-- START OF SUPPLIED ENTRIES --

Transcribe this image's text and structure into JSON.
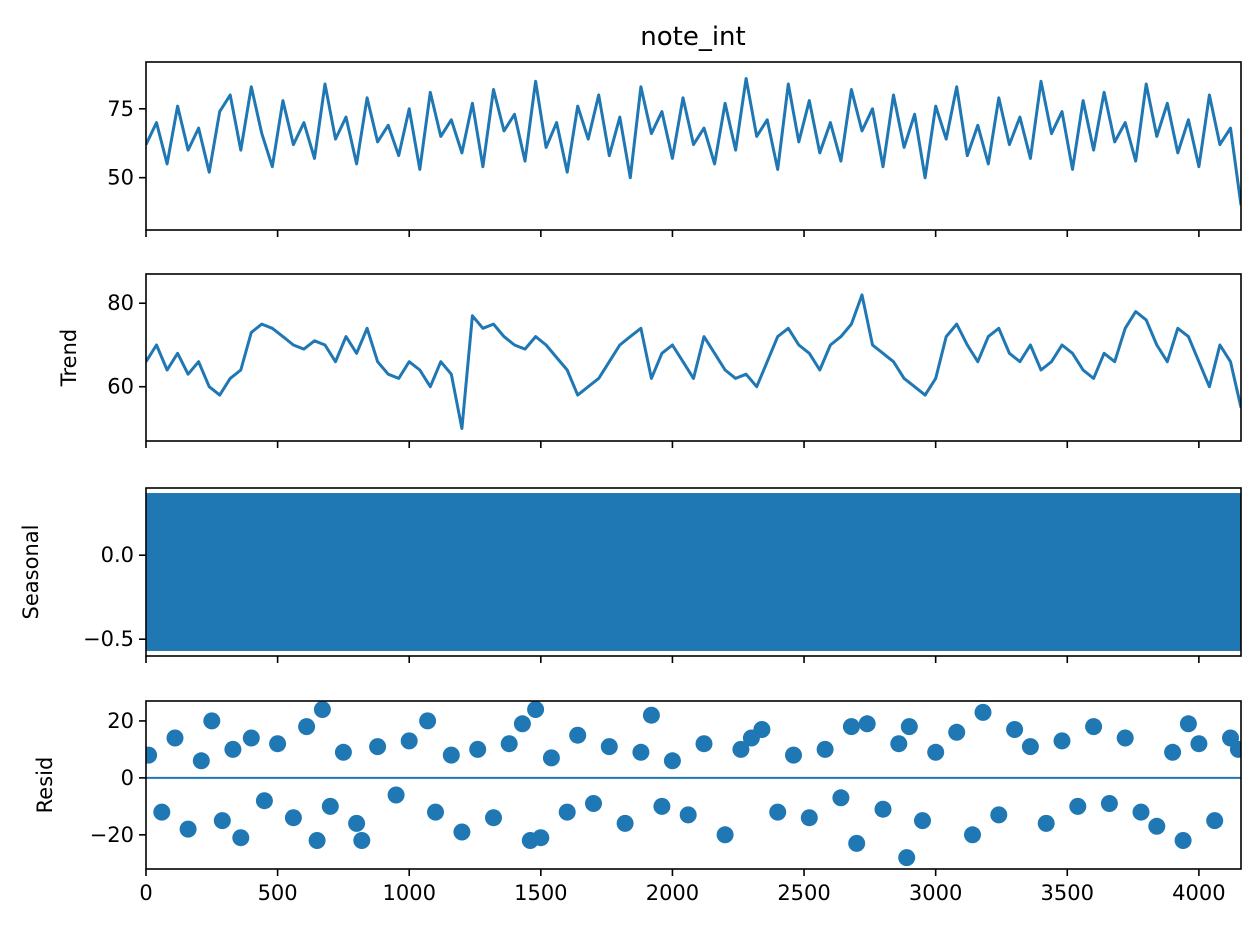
{
  "chart_data": {
    "type": "line",
    "title": "note_int",
    "grid": false,
    "series_color": "#1f77b4",
    "x_range": [
      0,
      4160
    ],
    "x_ticks": [
      0,
      500,
      1000,
      1500,
      2000,
      2500,
      3000,
      3500,
      4000
    ],
    "x_tick_labels": [
      "0",
      "500",
      "1000",
      "1500",
      "2000",
      "2500",
      "3000",
      "3500",
      "4000"
    ],
    "panels": [
      {
        "id": "observed",
        "type": "line",
        "ylabel": "",
        "ylim": [
          31,
          92
        ],
        "y_ticks": [
          50,
          75
        ],
        "y_tick_labels": [
          "50",
          "75"
        ],
        "x_tick_labels_visible": false,
        "series": [
          {
            "x": [
              0,
              40,
              80,
              120,
              160,
              200,
              240,
              280,
              320,
              360,
              400,
              440,
              480,
              520,
              560,
              600,
              640,
              680,
              720,
              760,
              800,
              840,
              880,
              920,
              960,
              1000,
              1040,
              1080,
              1120,
              1160,
              1200,
              1240,
              1280,
              1320,
              1360,
              1400,
              1440,
              1480,
              1520,
              1560,
              1600,
              1640,
              1680,
              1720,
              1760,
              1800,
              1840,
              1880,
              1920,
              1960,
              2000,
              2040,
              2080,
              2120,
              2160,
              2200,
              2240,
              2280,
              2320,
              2360,
              2400,
              2440,
              2480,
              2520,
              2560,
              2600,
              2640,
              2680,
              2720,
              2760,
              2800,
              2840,
              2880,
              2920,
              2960,
              3000,
              3040,
              3080,
              3120,
              3160,
              3200,
              3240,
              3280,
              3320,
              3360,
              3400,
              3440,
              3480,
              3520,
              3560,
              3600,
              3640,
              3680,
              3720,
              3760,
              3800,
              3840,
              3880,
              3920,
              3960,
              4000,
              4040,
              4080,
              4120,
              4160
            ],
            "y": [
              62,
              70,
              55,
              76,
              60,
              68,
              52,
              74,
              80,
              60,
              83,
              66,
              54,
              78,
              62,
              70,
              57,
              84,
              64,
              72,
              55,
              79,
              63,
              69,
              58,
              75,
              53,
              81,
              65,
              71,
              59,
              77,
              54,
              82,
              67,
              73,
              56,
              85,
              61,
              70,
              52,
              76,
              64,
              80,
              58,
              72,
              50,
              83,
              66,
              74,
              57,
              79,
              62,
              68,
              55,
              77,
              60,
              86,
              65,
              71,
              53,
              84,
              63,
              78,
              59,
              70,
              56,
              82,
              67,
              75,
              54,
              80,
              61,
              73,
              50,
              76,
              64,
              83,
              58,
              69,
              55,
              79,
              62,
              72,
              57,
              85,
              66,
              74,
              53,
              78,
              60,
              81,
              63,
              70,
              56,
              84,
              65,
              77,
              59,
              71,
              54,
              80,
              62,
              68,
              40
            ]
          }
        ]
      },
      {
        "id": "trend",
        "type": "line",
        "ylabel": "Trend",
        "ylim": [
          47,
          87
        ],
        "y_ticks": [
          60,
          80
        ],
        "y_tick_labels": [
          "60",
          "80"
        ],
        "x_tick_labels_visible": false,
        "series": [
          {
            "x": [
              0,
              40,
              80,
              120,
              160,
              200,
              240,
              280,
              320,
              360,
              400,
              440,
              480,
              520,
              560,
              600,
              640,
              680,
              720,
              760,
              800,
              840,
              880,
              920,
              960,
              1000,
              1040,
              1080,
              1120,
              1160,
              1200,
              1240,
              1280,
              1320,
              1360,
              1400,
              1440,
              1480,
              1520,
              1560,
              1600,
              1640,
              1680,
              1720,
              1760,
              1800,
              1840,
              1880,
              1920,
              1960,
              2000,
              2040,
              2080,
              2120,
              2160,
              2200,
              2240,
              2280,
              2320,
              2360,
              2400,
              2440,
              2480,
              2520,
              2560,
              2600,
              2640,
              2680,
              2720,
              2760,
              2800,
              2840,
              2880,
              2920,
              2960,
              3000,
              3040,
              3080,
              3120,
              3160,
              3200,
              3240,
              3280,
              3320,
              3360,
              3400,
              3440,
              3480,
              3520,
              3560,
              3600,
              3640,
              3680,
              3720,
              3760,
              3800,
              3840,
              3880,
              3920,
              3960,
              4000,
              4040,
              4080,
              4120,
              4160
            ],
            "y": [
              66,
              70,
              64,
              68,
              63,
              66,
              60,
              58,
              62,
              64,
              73,
              75,
              74,
              72,
              70,
              69,
              71,
              70,
              66,
              72,
              68,
              74,
              66,
              63,
              62,
              66,
              64,
              60,
              66,
              63,
              50,
              77,
              74,
              75,
              72,
              70,
              69,
              72,
              70,
              67,
              64,
              58,
              60,
              62,
              66,
              70,
              72,
              74,
              62,
              68,
              70,
              66,
              62,
              72,
              68,
              64,
              62,
              63,
              60,
              66,
              72,
              74,
              70,
              68,
              64,
              70,
              72,
              75,
              82,
              70,
              68,
              66,
              62,
              60,
              58,
              62,
              72,
              75,
              70,
              66,
              72,
              74,
              68,
              66,
              70,
              64,
              66,
              70,
              68,
              64,
              62,
              68,
              66,
              74,
              78,
              76,
              70,
              66,
              74,
              72,
              66,
              60,
              70,
              66,
              55
            ]
          }
        ]
      },
      {
        "id": "seasonal",
        "type": "area",
        "ylabel": "Seasonal",
        "ylim": [
          -0.6,
          0.4
        ],
        "y_ticks": [
          -0.5,
          0.0
        ],
        "y_tick_labels": [
          "−0.5",
          "0.0"
        ],
        "x_tick_labels_visible": false,
        "series": [
          {
            "band_min": -0.57,
            "band_max": 0.37
          }
        ]
      },
      {
        "id": "resid",
        "type": "scatter",
        "ylabel": "Resid",
        "ylim": [
          -32,
          27
        ],
        "y_ticks": [
          -20,
          0,
          20
        ],
        "y_tick_labels": [
          "−20",
          "0",
          "20"
        ],
        "x_tick_labels_visible": true,
        "series": [
          {
            "x": [
              10,
              60,
              110,
              160,
              210,
              250,
              290,
              330,
              360,
              400,
              450,
              500,
              560,
              610,
              650,
              670,
              700,
              750,
              800,
              820,
              880,
              950,
              1000,
              1070,
              1100,
              1160,
              1200,
              1260,
              1320,
              1380,
              1430,
              1460,
              1480,
              1500,
              1540,
              1600,
              1640,
              1700,
              1760,
              1820,
              1880,
              1920,
              1960,
              2000,
              2060,
              2120,
              2200,
              2260,
              2300,
              2340,
              2400,
              2460,
              2520,
              2580,
              2640,
              2680,
              2700,
              2740,
              2800,
              2860,
              2890,
              2900,
              2950,
              3000,
              3080,
              3140,
              3180,
              3240,
              3300,
              3360,
              3420,
              3480,
              3540,
              3600,
              3660,
              3720,
              3780,
              3840,
              3900,
              3940,
              3960,
              4000,
              4060,
              4120,
              4150
            ],
            "y": [
              8,
              -12,
              14,
              -18,
              6,
              20,
              -15,
              10,
              -21,
              14,
              -8,
              12,
              -14,
              18,
              -22,
              24,
              -10,
              9,
              -16,
              -22,
              11,
              -6,
              13,
              20,
              -12,
              8,
              -19,
              10,
              -14,
              12,
              19,
              -22,
              24,
              -21,
              7,
              -12,
              15,
              -9,
              11,
              -16,
              9,
              22,
              -10,
              6,
              -13,
              12,
              -20,
              10,
              14,
              17,
              -12,
              8,
              -14,
              10,
              -7,
              18,
              -23,
              19,
              -11,
              12,
              -28,
              18,
              -15,
              9,
              16,
              -20,
              23,
              -13,
              17,
              11,
              -16,
              13,
              -10,
              18,
              -9,
              14,
              -12,
              -17,
              9,
              -22,
              19,
              12,
              -15,
              14,
              10
            ]
          }
        ]
      }
    ]
  }
}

-- END OF SUPPLIED ENTRIES --

OBJECTIVE:
Replicate the material above verbatim; images stay out of the copy.

WRITTEN SOLUTION:
Transcribe this image's text and structure into JSON.
{
  "chart_data": {
    "type": "line",
    "title": "note_int",
    "grid": false,
    "series_color": "#1f77b4",
    "x_range": [
      0,
      4160
    ],
    "x_ticks": [
      0,
      500,
      1000,
      1500,
      2000,
      2500,
      3000,
      3500,
      4000
    ],
    "x_tick_labels": [
      "0",
      "500",
      "1000",
      "1500",
      "2000",
      "2500",
      "3000",
      "3500",
      "4000"
    ],
    "panels": [
      {
        "id": "observed",
        "type": "line",
        "ylabel": "",
        "ylim": [
          31,
          92
        ],
        "y_ticks": [
          50,
          75
        ],
        "y_tick_labels": [
          "50",
          "75"
        ],
        "x_tick_labels_visible": false,
        "series": [
          {
            "x": [
              0,
              40,
              80,
              120,
              160,
              200,
              240,
              280,
              320,
              360,
              400,
              440,
              480,
              520,
              560,
              600,
              640,
              680,
              720,
              760,
              800,
              840,
              880,
              920,
              960,
              1000,
              1040,
              1080,
              1120,
              1160,
              1200,
              1240,
              1280,
              1320,
              1360,
              1400,
              1440,
              1480,
              1520,
              1560,
              1600,
              1640,
              1680,
              1720,
              1760,
              1800,
              1840,
              1880,
              1920,
              1960,
              2000,
              2040,
              2080,
              2120,
              2160,
              2200,
              2240,
              2280,
              2320,
              2360,
              2400,
              2440,
              2480,
              2520,
              2560,
              2600,
              2640,
              2680,
              2720,
              2760,
              2800,
              2840,
              2880,
              2920,
              2960,
              3000,
              3040,
              3080,
              3120,
              3160,
              3200,
              3240,
              3280,
              3320,
              3360,
              3400,
              3440,
              3480,
              3520,
              3560,
              3600,
              3640,
              3680,
              3720,
              3760,
              3800,
              3840,
              3880,
              3920,
              3960,
              4000,
              4040,
              4080,
              4120,
              4160
            ],
            "y": [
              62,
              70,
              55,
              76,
              60,
              68,
              52,
              74,
              80,
              60,
              83,
              66,
              54,
              78,
              62,
              70,
              57,
              84,
              64,
              72,
              55,
              79,
              63,
              69,
              58,
              75,
              53,
              81,
              65,
              71,
              59,
              77,
              54,
              82,
              67,
              73,
              56,
              85,
              61,
              70,
              52,
              76,
              64,
              80,
              58,
              72,
              50,
              83,
              66,
              74,
              57,
              79,
              62,
              68,
              55,
              77,
              60,
              86,
              65,
              71,
              53,
              84,
              63,
              78,
              59,
              70,
              56,
              82,
              67,
              75,
              54,
              80,
              61,
              73,
              50,
              76,
              64,
              83,
              58,
              69,
              55,
              79,
              62,
              72,
              57,
              85,
              66,
              74,
              53,
              78,
              60,
              81,
              63,
              70,
              56,
              84,
              65,
              77,
              59,
              71,
              54,
              80,
              62,
              68,
              40
            ]
          }
        ]
      },
      {
        "id": "trend",
        "type": "line",
        "ylabel": "Trend",
        "ylim": [
          47,
          87
        ],
        "y_ticks": [
          60,
          80
        ],
        "y_tick_labels": [
          "60",
          "80"
        ],
        "x_tick_labels_visible": false,
        "series": [
          {
            "x": [
              0,
              40,
              80,
              120,
              160,
              200,
              240,
              280,
              320,
              360,
              400,
              440,
              480,
              520,
              560,
              600,
              640,
              680,
              720,
              760,
              800,
              840,
              880,
              920,
              960,
              1000,
              1040,
              1080,
              1120,
              1160,
              1200,
              1240,
              1280,
              1320,
              1360,
              1400,
              1440,
              1480,
              1520,
              1560,
              1600,
              1640,
              1680,
              1720,
              1760,
              1800,
              1840,
              1880,
              1920,
              1960,
              2000,
              2040,
              2080,
              2120,
              2160,
              2200,
              2240,
              2280,
              2320,
              2360,
              2400,
              2440,
              2480,
              2520,
              2560,
              2600,
              2640,
              2680,
              2720,
              2760,
              2800,
              2840,
              2880,
              2920,
              2960,
              3000,
              3040,
              3080,
              3120,
              3160,
              3200,
              3240,
              3280,
              3320,
              3360,
              3400,
              3440,
              3480,
              3520,
              3560,
              3600,
              3640,
              3680,
              3720,
              3760,
              3800,
              3840,
              3880,
              3920,
              3960,
              4000,
              4040,
              4080,
              4120,
              4160
            ],
            "y": [
              66,
              70,
              64,
              68,
              63,
              66,
              60,
              58,
              62,
              64,
              73,
              75,
              74,
              72,
              70,
              69,
              71,
              70,
              66,
              72,
              68,
              74,
              66,
              63,
              62,
              66,
              64,
              60,
              66,
              63,
              50,
              77,
              74,
              75,
              72,
              70,
              69,
              72,
              70,
              67,
              64,
              58,
              60,
              62,
              66,
              70,
              72,
              74,
              62,
              68,
              70,
              66,
              62,
              72,
              68,
              64,
              62,
              63,
              60,
              66,
              72,
              74,
              70,
              68,
              64,
              70,
              72,
              75,
              82,
              70,
              68,
              66,
              62,
              60,
              58,
              62,
              72,
              75,
              70,
              66,
              72,
              74,
              68,
              66,
              70,
              64,
              66,
              70,
              68,
              64,
              62,
              68,
              66,
              74,
              78,
              76,
              70,
              66,
              74,
              72,
              66,
              60,
              70,
              66,
              55
            ]
          }
        ]
      },
      {
        "id": "seasonal",
        "type": "area",
        "ylabel": "Seasonal",
        "ylim": [
          -0.6,
          0.4
        ],
        "y_ticks": [
          -0.5,
          0.0
        ],
        "y_tick_labels": [
          "−0.5",
          "0.0"
        ],
        "x_tick_labels_visible": false,
        "series": [
          {
            "band_min": -0.57,
            "band_max": 0.37
          }
        ]
      },
      {
        "id": "resid",
        "type": "scatter",
        "ylabel": "Resid",
        "ylim": [
          -32,
          27
        ],
        "y_ticks": [
          -20,
          0,
          20
        ],
        "y_tick_labels": [
          "−20",
          "0",
          "20"
        ],
        "x_tick_labels_visible": true,
        "series": [
          {
            "x": [
              10,
              60,
              110,
              160,
              210,
              250,
              290,
              330,
              360,
              400,
              450,
              500,
              560,
              610,
              650,
              670,
              700,
              750,
              800,
              820,
              880,
              950,
              1000,
              1070,
              1100,
              1160,
              1200,
              1260,
              1320,
              1380,
              1430,
              1460,
              1480,
              1500,
              1540,
              1600,
              1640,
              1700,
              1760,
              1820,
              1880,
              1920,
              1960,
              2000,
              2060,
              2120,
              2200,
              2260,
              2300,
              2340,
              2400,
              2460,
              2520,
              2580,
              2640,
              2680,
              2700,
              2740,
              2800,
              2860,
              2890,
              2900,
              2950,
              3000,
              3080,
              3140,
              3180,
              3240,
              3300,
              3360,
              3420,
              3480,
              3540,
              3600,
              3660,
              3720,
              3780,
              3840,
              3900,
              3940,
              3960,
              4000,
              4060,
              4120,
              4150
            ],
            "y": [
              8,
              -12,
              14,
              -18,
              6,
              20,
              -15,
              10,
              -21,
              14,
              -8,
              12,
              -14,
              18,
              -22,
              24,
              -10,
              9,
              -16,
              -22,
              11,
              -6,
              13,
              20,
              -12,
              8,
              -19,
              10,
              -14,
              12,
              19,
              -22,
              24,
              -21,
              7,
              -12,
              15,
              -9,
              11,
              -16,
              9,
              22,
              -10,
              6,
              -13,
              12,
              -20,
              10,
              14,
              17,
              -12,
              8,
              -14,
              10,
              -7,
              18,
              -23,
              19,
              -11,
              12,
              -28,
              18,
              -15,
              9,
              16,
              -20,
              23,
              -13,
              17,
              11,
              -16,
              13,
              -10,
              18,
              -9,
              14,
              -12,
              -17,
              9,
              -22,
              19,
              12,
              -15,
              14,
              10
            ]
          }
        ]
      }
    ]
  }
}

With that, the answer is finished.